(Collection entries)
□ □ □

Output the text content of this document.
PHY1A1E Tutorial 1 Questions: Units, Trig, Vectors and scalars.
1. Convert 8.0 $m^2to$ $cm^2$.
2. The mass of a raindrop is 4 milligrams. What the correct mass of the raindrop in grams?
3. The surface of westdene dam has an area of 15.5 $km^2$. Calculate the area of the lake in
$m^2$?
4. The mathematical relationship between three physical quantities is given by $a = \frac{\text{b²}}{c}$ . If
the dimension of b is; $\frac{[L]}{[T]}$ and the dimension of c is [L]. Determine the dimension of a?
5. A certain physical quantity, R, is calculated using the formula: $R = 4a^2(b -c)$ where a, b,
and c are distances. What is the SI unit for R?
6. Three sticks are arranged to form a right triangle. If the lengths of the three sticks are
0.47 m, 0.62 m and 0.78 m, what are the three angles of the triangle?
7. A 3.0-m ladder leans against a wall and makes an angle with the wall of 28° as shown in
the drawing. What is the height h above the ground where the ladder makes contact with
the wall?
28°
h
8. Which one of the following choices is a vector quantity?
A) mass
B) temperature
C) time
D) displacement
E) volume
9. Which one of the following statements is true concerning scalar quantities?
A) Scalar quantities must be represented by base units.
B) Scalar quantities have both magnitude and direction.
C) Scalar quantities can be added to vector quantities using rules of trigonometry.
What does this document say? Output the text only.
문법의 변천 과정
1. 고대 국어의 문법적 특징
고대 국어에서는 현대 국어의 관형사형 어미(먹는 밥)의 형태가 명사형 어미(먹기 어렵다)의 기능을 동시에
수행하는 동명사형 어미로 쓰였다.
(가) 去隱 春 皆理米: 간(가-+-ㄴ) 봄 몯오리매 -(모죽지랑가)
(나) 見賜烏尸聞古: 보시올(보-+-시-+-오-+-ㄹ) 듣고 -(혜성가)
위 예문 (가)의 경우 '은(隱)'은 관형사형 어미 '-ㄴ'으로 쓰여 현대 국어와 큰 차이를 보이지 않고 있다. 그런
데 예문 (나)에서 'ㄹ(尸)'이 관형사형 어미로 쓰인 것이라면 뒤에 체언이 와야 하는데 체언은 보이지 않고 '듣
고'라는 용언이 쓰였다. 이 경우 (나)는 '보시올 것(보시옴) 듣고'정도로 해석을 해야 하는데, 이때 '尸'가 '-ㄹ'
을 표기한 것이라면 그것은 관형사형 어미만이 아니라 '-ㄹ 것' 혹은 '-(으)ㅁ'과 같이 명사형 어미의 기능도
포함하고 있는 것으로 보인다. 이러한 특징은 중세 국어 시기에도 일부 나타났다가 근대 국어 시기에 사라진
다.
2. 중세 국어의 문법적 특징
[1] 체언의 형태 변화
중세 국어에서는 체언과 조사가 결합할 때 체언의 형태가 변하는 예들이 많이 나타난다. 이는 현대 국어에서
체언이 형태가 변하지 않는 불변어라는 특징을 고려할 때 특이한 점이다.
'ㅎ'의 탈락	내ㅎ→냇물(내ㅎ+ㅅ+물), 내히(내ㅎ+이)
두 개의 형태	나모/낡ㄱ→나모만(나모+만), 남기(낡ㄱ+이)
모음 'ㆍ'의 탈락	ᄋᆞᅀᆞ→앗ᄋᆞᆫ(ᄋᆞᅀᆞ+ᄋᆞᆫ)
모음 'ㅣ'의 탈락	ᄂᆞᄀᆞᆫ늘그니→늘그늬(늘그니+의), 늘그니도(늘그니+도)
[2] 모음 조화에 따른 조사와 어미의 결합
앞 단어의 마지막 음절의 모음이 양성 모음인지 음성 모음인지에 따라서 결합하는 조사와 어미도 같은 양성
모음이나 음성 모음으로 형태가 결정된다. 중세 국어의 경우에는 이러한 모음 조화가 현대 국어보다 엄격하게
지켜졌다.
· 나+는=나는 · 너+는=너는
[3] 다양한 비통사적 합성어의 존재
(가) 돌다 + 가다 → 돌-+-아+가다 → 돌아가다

□ □ □

INSTRUCTION: What is the number of lines in the data that hold the string "where"? Answer with the number only.

FINISHED EXERCISE: 2